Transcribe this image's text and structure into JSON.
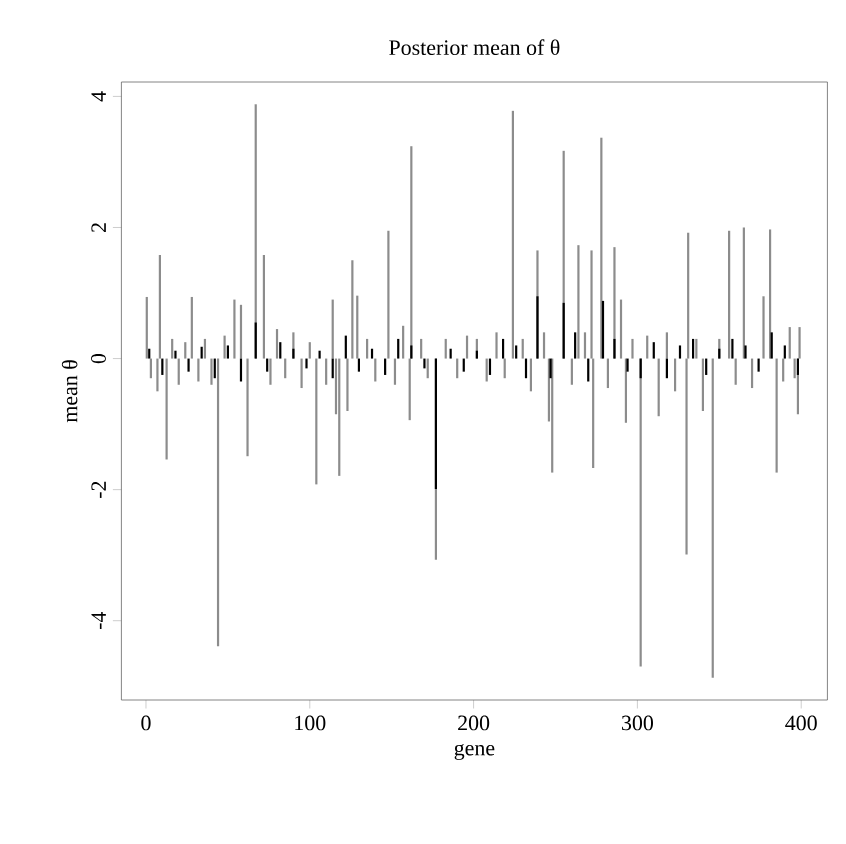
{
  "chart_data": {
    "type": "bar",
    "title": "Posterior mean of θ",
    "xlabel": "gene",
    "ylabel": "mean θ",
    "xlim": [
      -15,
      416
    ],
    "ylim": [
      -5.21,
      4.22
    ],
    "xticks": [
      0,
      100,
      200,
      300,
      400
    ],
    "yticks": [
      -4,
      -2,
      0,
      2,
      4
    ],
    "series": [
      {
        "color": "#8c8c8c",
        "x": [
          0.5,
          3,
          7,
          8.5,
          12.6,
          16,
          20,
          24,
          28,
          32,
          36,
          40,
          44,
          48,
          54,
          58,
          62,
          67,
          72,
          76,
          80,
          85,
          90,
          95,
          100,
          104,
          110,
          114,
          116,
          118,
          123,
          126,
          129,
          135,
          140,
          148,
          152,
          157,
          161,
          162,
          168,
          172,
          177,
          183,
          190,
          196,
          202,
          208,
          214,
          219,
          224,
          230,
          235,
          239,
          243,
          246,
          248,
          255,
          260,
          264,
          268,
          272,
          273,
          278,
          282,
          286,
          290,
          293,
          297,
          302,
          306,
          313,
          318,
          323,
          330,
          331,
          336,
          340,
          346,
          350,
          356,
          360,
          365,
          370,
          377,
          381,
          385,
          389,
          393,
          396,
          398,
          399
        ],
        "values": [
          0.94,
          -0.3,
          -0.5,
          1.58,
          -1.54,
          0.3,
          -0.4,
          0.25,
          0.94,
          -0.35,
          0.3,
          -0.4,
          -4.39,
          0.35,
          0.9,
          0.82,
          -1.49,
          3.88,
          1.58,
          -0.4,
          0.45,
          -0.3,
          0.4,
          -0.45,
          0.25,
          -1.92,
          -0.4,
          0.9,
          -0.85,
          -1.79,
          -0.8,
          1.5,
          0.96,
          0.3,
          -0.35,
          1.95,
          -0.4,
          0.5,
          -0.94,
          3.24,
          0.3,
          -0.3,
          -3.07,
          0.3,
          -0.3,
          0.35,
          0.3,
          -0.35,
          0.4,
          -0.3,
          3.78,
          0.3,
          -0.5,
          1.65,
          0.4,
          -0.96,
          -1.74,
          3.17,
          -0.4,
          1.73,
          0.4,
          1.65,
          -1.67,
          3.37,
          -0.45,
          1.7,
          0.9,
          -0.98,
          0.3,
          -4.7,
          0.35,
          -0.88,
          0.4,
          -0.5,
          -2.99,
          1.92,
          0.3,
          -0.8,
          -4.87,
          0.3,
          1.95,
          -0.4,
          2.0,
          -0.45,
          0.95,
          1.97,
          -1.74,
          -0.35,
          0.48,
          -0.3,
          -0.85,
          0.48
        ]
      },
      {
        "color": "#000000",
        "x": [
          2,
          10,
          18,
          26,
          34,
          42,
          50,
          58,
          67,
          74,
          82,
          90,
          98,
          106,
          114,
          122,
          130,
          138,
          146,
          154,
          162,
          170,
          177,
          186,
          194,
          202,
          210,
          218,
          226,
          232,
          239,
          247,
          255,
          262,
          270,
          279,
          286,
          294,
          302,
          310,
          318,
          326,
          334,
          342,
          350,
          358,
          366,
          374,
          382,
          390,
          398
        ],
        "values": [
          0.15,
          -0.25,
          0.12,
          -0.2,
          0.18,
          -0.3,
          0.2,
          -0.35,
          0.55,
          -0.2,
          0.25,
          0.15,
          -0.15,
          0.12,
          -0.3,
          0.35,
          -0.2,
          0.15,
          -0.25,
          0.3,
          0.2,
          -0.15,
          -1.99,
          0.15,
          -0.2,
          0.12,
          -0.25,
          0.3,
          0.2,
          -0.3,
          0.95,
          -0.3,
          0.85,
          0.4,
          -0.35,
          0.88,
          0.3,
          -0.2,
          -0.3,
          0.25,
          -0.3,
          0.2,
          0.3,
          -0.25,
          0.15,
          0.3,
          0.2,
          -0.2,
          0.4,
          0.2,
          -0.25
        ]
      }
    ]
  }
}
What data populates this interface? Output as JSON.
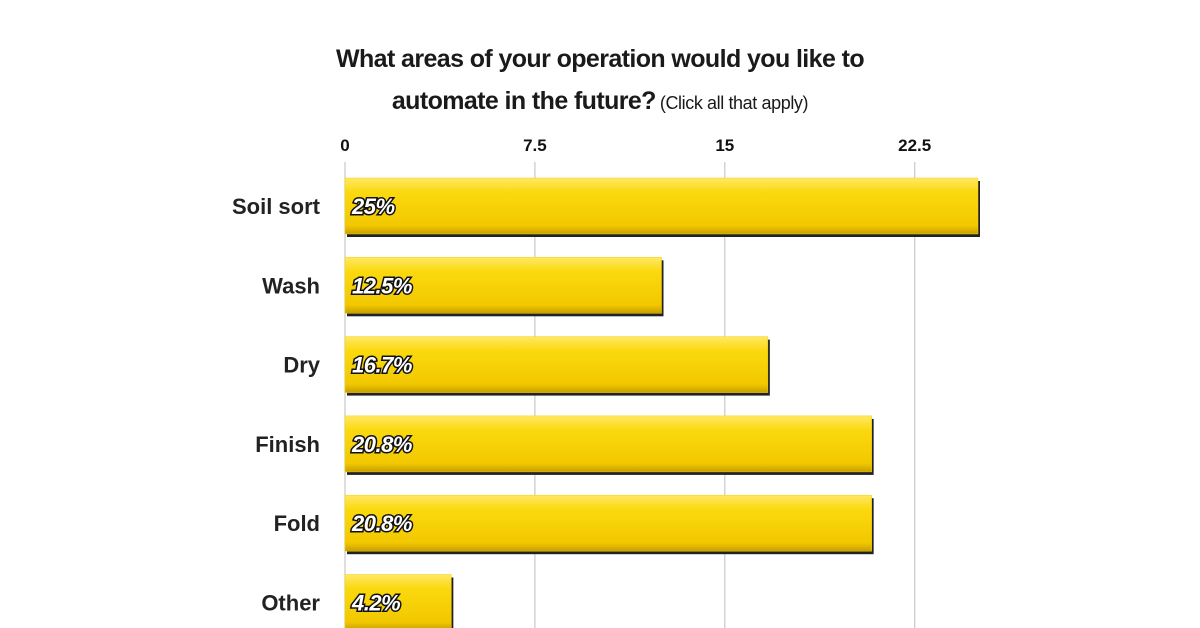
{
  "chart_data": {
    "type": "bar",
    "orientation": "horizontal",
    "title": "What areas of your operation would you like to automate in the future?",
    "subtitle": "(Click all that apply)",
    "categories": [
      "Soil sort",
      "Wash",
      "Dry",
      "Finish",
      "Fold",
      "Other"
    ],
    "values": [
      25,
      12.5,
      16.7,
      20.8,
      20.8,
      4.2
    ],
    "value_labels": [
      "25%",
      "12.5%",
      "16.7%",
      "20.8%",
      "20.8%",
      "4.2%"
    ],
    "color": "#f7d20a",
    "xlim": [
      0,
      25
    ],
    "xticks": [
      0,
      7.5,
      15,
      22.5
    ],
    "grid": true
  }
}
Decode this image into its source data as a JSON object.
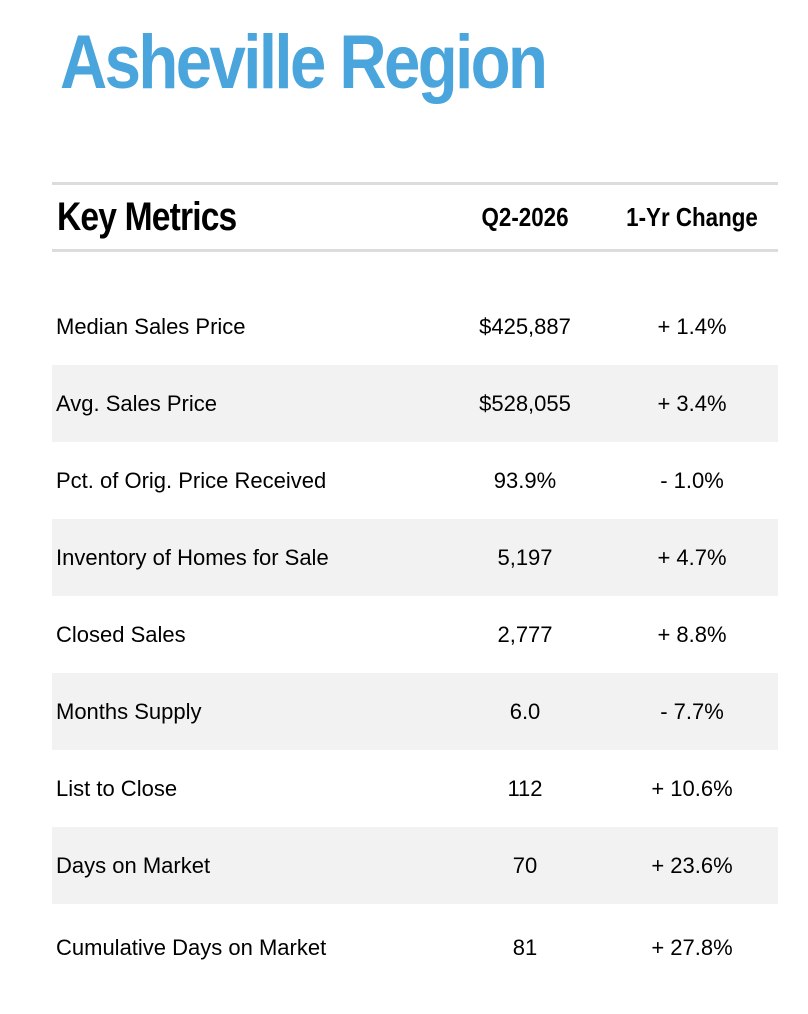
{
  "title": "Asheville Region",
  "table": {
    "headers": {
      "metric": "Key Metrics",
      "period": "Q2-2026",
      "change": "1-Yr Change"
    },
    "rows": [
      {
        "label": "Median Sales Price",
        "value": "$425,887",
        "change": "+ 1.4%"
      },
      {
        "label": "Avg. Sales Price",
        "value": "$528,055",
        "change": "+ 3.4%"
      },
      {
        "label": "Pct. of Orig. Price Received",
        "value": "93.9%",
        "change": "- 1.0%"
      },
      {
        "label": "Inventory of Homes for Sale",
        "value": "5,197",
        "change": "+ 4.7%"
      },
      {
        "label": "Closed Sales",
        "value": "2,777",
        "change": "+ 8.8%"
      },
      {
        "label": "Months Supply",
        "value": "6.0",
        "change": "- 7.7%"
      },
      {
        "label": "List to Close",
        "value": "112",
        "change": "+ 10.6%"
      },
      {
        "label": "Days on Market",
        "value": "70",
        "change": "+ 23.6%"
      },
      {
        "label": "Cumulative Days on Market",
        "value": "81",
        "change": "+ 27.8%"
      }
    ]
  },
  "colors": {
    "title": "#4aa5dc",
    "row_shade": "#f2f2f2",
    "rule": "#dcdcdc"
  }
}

SET EXERCISE :: Read the data above. Pull out each line in which the string "What" appears.

FULL OUTPUT ::
What data populates this interface? Output as JSON.
    "title": "What areas of your operation would you like to automate in the future?",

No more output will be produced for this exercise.